» Your goal
Copy each line of the records that contains the word "séance".

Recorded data
Begin

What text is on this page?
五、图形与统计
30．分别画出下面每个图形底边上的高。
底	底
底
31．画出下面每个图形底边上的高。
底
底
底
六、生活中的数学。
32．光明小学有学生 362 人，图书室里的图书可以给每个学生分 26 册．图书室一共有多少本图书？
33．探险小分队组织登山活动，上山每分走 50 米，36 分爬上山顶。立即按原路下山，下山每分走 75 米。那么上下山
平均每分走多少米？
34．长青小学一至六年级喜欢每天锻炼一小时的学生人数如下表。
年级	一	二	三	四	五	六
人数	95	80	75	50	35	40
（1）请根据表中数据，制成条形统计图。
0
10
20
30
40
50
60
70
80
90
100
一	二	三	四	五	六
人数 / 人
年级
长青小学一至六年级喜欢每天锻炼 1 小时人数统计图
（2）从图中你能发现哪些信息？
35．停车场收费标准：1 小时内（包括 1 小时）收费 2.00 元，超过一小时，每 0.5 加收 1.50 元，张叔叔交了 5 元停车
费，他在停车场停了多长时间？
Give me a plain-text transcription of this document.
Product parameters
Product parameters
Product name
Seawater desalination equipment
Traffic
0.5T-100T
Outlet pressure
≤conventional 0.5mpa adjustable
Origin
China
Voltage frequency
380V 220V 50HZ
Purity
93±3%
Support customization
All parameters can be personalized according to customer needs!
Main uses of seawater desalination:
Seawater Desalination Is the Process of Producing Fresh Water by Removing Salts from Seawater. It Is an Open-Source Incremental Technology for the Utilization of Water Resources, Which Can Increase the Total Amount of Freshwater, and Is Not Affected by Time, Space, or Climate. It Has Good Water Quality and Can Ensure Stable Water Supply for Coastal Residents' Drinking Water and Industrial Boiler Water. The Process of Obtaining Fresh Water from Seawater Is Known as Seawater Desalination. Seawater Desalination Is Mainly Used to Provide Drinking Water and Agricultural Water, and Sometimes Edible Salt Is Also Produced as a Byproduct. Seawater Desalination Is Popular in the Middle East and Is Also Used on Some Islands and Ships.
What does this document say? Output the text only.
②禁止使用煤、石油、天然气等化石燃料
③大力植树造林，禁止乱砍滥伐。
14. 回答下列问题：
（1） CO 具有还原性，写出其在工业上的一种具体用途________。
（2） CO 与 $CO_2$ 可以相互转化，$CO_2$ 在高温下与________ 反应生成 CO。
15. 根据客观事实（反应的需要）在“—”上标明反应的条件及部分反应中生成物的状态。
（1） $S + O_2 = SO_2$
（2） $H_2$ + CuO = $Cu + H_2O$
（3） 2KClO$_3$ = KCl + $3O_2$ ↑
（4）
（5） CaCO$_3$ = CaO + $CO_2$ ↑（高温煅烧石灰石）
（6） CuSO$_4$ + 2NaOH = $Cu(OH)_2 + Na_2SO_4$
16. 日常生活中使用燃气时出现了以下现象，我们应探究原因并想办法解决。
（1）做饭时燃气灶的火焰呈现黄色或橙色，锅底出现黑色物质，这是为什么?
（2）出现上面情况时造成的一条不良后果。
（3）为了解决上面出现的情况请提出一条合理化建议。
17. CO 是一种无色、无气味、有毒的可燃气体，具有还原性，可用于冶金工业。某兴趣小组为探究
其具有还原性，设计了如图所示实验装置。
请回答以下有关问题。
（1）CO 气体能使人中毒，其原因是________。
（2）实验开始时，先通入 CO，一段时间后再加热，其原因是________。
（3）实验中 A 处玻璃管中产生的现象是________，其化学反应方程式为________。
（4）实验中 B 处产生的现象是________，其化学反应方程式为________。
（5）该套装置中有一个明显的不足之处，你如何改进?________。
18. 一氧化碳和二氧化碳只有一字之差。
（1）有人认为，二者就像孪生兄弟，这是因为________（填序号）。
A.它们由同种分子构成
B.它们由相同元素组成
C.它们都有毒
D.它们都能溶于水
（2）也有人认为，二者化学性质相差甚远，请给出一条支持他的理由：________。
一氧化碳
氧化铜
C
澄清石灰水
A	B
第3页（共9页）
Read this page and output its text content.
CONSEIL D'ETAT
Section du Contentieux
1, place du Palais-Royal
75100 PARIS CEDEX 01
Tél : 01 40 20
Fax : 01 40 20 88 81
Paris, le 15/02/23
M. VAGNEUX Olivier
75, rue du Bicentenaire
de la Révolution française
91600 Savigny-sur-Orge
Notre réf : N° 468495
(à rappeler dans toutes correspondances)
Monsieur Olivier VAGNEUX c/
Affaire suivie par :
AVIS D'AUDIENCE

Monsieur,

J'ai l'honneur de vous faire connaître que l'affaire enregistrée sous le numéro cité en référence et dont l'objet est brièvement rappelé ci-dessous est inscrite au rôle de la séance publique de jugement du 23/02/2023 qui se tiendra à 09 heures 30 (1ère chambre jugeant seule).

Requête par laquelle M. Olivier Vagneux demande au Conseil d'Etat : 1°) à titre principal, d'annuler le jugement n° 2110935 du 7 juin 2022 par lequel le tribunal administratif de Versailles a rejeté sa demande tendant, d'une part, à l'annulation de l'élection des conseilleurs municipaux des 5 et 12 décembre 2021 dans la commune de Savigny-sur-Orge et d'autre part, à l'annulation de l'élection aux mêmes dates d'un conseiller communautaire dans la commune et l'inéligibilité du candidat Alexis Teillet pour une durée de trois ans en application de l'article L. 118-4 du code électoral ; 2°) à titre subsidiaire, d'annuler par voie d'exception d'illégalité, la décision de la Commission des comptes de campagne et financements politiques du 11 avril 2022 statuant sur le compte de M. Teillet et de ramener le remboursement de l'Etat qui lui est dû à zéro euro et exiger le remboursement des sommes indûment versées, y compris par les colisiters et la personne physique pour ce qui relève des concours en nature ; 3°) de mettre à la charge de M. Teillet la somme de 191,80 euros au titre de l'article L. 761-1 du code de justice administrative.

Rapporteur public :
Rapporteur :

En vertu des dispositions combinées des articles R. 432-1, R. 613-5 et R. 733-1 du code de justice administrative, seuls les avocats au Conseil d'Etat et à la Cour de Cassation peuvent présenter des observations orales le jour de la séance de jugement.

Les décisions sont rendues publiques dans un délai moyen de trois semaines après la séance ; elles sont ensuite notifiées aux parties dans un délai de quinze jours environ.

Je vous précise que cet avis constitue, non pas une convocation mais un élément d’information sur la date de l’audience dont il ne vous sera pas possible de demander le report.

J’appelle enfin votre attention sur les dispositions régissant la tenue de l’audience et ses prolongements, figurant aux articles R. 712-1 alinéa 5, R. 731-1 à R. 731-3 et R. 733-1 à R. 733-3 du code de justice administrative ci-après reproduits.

End

» Exercise answer
J'ai l'honneur de vous faire connaître que l'affaire enregistrée sous le numéro cité en référence et dont l'objet est brièvement rappelé ci-dessous est inscrite au rôle de la séance publique de jugement du 23/02/2023 qui se tiendra à 09 heures 30 (1ère chambre jugeant seule).
En vertu des dispositions combinées des articles R. 432-1, R. 613-5 et R. 733-1 du code de justice administrative, seuls les avocats au Conseil d'Etat et à la Cour de Cassation peuvent présenter des observations orales le jour de la séance de jugement.
Les décisions sont rendues publiques dans un délai moyen de trois semaines après la séance ; elles sont ensuite notifiées aux parties dans un délai de quinze jours environ.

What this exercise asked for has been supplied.